Transcribe the records that follow, preserving every word.

[Stored records]
==============================
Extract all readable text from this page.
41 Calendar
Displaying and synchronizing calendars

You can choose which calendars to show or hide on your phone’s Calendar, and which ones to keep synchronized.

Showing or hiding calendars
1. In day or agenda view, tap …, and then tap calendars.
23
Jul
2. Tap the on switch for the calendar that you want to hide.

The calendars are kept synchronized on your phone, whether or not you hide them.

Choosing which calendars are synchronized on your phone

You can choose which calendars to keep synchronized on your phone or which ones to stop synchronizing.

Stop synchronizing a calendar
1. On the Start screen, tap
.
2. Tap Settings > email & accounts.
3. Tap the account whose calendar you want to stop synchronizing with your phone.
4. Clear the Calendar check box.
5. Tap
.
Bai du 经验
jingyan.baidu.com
==============================
◆ **RESULT OF THIS TASK**:
Extract all readable text from this page.
41 Calendar
Displaying and synchronizing calendars

You can choose which calendars to show or hide on your phone’s Calendar, and which ones to keep synchronized.

Showing or hiding calendars
1. In day or agenda view, tap …, and then tap calendars.
23
Jul
2. Tap the on switch for the calendar that you want to hide.

The calendars are kept synchronized on your phone, whether or not you hide them.

Choosing which calendars are synchronized on your phone

You can choose which calendars to keep synchronized on your phone or which ones to stop synchronizing.

Stop synchronizing a calendar
1. On the Start screen, tap
.
2. Tap Settings > email & accounts.
3. Tap the account whose calendar you want to stop synchronizing with your phone.
4. Clear the Calendar check box.
5. Tap
.
Bai du 经验
jingyan.baidu.com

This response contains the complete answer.